WHAT IS NEEDED: Which lines hold the word "quod"? Copy each of them.

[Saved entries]
+ + +

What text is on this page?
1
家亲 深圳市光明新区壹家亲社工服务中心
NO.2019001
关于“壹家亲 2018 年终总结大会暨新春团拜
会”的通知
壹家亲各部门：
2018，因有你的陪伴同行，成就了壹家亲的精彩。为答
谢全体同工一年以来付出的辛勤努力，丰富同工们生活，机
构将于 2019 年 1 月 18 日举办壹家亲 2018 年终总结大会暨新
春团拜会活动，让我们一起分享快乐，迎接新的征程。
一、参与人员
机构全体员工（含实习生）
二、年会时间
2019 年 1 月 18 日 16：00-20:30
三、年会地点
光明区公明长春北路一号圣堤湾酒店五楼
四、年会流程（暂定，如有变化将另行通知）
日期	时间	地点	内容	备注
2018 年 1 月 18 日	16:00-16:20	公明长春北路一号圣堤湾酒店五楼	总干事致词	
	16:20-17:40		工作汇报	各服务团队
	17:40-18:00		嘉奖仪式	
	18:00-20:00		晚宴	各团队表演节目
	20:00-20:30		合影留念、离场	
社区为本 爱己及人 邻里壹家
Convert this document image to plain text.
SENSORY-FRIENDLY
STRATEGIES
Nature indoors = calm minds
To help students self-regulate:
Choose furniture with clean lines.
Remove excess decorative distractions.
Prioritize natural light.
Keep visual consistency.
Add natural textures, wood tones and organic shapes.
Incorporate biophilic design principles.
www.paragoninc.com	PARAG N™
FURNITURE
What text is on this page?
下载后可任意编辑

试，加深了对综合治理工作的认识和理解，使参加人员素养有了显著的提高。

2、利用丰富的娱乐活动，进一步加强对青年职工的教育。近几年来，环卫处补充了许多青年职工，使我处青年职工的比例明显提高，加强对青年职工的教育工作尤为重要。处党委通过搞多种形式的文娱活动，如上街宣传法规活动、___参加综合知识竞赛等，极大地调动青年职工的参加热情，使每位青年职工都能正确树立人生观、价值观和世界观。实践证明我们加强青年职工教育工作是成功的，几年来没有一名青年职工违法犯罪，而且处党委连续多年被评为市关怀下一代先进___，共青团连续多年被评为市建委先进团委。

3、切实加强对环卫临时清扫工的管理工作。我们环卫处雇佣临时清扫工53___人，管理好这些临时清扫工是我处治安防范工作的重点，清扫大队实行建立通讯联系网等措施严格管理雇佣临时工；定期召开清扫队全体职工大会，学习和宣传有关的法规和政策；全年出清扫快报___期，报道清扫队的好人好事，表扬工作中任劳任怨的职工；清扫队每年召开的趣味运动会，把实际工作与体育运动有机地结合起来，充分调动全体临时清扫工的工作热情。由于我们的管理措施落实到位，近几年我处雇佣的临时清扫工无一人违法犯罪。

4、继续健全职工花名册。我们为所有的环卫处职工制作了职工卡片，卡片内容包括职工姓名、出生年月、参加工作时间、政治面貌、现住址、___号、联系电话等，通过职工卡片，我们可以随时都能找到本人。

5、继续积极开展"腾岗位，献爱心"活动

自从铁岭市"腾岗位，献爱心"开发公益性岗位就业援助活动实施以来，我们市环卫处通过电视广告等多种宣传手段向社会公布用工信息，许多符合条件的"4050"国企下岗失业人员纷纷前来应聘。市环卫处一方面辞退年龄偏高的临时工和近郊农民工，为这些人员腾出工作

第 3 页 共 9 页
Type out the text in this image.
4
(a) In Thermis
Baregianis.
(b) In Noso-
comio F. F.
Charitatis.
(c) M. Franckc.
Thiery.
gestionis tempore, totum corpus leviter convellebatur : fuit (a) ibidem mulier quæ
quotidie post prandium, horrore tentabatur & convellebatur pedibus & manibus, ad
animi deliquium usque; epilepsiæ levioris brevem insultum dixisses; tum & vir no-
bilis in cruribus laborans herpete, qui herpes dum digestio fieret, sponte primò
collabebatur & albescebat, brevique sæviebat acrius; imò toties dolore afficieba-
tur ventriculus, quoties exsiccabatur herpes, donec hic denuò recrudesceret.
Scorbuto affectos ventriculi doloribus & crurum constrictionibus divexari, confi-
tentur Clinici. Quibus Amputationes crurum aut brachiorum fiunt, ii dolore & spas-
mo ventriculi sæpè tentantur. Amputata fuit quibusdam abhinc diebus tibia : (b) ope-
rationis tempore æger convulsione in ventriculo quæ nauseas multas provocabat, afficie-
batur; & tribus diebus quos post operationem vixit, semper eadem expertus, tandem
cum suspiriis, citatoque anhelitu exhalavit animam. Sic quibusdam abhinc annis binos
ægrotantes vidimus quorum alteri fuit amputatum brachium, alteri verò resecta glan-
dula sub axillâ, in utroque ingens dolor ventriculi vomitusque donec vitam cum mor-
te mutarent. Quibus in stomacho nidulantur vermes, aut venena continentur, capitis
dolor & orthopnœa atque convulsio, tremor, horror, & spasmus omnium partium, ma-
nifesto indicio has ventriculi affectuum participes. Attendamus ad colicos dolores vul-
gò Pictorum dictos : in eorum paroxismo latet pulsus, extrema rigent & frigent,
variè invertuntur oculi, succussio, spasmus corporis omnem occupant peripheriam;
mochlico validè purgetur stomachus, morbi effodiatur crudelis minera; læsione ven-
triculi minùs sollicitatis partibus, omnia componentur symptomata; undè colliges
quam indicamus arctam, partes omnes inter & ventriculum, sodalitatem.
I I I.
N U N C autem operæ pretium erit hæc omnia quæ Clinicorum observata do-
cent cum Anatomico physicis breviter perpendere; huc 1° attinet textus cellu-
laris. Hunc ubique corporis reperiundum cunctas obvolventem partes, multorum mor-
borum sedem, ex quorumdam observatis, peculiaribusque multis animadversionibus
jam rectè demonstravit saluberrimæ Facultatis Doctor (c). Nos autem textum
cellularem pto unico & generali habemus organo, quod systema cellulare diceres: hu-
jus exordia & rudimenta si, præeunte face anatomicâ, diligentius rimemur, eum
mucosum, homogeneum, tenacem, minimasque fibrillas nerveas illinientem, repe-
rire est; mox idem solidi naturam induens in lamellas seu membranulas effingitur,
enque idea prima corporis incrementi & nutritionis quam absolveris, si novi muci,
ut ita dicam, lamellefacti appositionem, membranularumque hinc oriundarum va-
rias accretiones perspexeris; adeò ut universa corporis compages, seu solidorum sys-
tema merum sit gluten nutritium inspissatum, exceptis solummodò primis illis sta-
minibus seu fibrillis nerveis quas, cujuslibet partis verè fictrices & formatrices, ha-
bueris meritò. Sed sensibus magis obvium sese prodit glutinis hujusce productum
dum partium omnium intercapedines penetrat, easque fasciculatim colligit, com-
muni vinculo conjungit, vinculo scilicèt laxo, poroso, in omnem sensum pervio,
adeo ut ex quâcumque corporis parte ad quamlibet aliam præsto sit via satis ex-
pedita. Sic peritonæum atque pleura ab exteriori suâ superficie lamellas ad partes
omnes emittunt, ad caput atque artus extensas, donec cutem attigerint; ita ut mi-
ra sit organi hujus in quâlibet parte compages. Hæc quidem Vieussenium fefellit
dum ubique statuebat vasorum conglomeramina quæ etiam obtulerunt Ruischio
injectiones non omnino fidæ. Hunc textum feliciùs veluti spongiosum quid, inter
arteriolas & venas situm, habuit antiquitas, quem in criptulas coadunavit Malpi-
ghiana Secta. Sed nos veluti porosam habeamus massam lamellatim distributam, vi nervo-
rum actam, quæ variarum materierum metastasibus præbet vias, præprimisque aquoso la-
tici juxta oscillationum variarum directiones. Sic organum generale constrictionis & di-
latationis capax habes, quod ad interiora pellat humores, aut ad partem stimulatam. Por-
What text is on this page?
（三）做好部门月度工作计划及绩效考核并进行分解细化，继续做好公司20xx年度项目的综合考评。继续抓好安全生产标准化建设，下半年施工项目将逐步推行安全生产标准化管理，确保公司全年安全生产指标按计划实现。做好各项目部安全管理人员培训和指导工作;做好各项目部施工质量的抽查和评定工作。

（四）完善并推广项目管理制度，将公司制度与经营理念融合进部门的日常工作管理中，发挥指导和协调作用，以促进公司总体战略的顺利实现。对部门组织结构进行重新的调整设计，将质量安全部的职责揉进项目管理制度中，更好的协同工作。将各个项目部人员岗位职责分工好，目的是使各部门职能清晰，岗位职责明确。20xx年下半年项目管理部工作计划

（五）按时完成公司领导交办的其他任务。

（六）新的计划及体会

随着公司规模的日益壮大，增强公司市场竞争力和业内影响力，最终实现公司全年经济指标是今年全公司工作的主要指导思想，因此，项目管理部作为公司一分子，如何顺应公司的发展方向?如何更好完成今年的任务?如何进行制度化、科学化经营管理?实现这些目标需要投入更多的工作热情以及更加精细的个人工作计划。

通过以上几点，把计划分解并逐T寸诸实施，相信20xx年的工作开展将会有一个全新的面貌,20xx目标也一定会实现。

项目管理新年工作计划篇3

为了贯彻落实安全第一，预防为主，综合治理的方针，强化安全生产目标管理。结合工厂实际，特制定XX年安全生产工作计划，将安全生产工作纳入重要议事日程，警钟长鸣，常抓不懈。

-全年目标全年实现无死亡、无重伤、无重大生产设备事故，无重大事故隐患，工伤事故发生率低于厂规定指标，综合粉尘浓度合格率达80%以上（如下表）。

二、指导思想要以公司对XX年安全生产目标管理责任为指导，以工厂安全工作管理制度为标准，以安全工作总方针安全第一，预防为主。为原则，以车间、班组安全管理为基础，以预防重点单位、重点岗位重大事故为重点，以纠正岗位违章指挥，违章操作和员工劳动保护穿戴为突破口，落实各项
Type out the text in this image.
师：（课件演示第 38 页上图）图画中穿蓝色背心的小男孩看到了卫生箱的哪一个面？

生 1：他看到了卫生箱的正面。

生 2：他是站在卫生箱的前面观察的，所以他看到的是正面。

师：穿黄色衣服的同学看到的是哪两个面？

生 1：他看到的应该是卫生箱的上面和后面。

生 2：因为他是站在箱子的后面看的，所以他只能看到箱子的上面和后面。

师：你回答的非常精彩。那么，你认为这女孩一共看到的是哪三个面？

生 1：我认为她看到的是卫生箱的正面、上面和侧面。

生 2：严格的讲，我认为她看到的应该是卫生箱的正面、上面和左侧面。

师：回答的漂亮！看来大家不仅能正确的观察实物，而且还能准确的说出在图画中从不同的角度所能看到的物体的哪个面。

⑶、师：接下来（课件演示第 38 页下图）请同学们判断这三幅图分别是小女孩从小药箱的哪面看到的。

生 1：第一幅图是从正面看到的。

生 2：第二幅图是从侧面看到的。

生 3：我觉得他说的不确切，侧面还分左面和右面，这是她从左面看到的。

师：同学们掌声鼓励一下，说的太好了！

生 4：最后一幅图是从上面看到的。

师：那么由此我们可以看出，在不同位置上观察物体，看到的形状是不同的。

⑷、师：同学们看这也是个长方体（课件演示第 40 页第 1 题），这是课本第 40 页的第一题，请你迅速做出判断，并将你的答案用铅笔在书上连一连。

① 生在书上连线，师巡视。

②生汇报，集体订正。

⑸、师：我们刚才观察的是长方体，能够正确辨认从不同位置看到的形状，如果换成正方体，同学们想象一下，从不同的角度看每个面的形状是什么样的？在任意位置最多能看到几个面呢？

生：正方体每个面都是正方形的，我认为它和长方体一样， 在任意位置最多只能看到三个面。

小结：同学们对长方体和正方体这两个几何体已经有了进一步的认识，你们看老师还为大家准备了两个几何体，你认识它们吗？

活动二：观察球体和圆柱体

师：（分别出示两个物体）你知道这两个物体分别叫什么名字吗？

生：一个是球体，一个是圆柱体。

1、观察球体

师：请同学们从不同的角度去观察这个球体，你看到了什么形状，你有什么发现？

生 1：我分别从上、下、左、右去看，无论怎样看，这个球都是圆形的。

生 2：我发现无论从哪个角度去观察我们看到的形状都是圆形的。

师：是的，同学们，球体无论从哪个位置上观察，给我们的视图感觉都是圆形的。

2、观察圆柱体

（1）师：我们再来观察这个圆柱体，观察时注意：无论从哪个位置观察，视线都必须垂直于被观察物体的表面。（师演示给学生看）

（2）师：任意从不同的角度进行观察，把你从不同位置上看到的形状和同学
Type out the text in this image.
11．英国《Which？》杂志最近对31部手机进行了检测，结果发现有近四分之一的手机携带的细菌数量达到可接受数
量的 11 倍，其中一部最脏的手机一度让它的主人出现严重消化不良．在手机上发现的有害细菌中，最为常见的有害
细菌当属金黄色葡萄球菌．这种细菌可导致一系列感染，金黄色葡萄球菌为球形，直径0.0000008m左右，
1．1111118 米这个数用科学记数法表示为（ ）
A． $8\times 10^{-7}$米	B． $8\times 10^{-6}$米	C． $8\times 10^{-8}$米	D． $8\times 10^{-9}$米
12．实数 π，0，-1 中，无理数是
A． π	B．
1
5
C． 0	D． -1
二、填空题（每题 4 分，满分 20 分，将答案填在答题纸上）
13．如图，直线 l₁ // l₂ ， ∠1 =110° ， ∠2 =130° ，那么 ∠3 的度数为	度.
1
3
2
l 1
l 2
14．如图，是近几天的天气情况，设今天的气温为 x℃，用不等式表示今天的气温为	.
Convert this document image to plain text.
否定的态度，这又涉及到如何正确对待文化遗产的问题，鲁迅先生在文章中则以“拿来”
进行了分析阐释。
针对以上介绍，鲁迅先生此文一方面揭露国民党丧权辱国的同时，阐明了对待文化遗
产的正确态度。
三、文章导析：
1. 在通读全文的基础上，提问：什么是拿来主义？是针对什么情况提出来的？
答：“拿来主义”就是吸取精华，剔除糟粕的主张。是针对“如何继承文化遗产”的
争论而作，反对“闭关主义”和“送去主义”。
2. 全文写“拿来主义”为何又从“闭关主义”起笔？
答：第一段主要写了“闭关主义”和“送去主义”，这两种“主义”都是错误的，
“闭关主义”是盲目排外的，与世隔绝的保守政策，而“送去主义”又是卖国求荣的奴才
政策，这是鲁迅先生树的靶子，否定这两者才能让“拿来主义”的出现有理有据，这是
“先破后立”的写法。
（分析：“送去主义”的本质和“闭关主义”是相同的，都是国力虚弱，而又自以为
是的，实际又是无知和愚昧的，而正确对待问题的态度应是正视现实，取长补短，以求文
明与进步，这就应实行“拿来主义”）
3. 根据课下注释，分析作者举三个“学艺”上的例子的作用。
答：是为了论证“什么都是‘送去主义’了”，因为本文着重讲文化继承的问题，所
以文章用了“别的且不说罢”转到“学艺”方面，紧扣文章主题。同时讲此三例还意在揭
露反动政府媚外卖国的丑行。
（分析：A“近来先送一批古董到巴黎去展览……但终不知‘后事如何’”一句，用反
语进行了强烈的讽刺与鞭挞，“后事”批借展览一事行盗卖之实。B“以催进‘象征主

+ + +

RESPONSE TO THIS EXERCISE:
cellularem pto unico & generali habemus organo, quod systema cellulare diceres: hu-
latationis capax habes, quod ad interiora pellat humores, aut ad partem stimulatam. Por-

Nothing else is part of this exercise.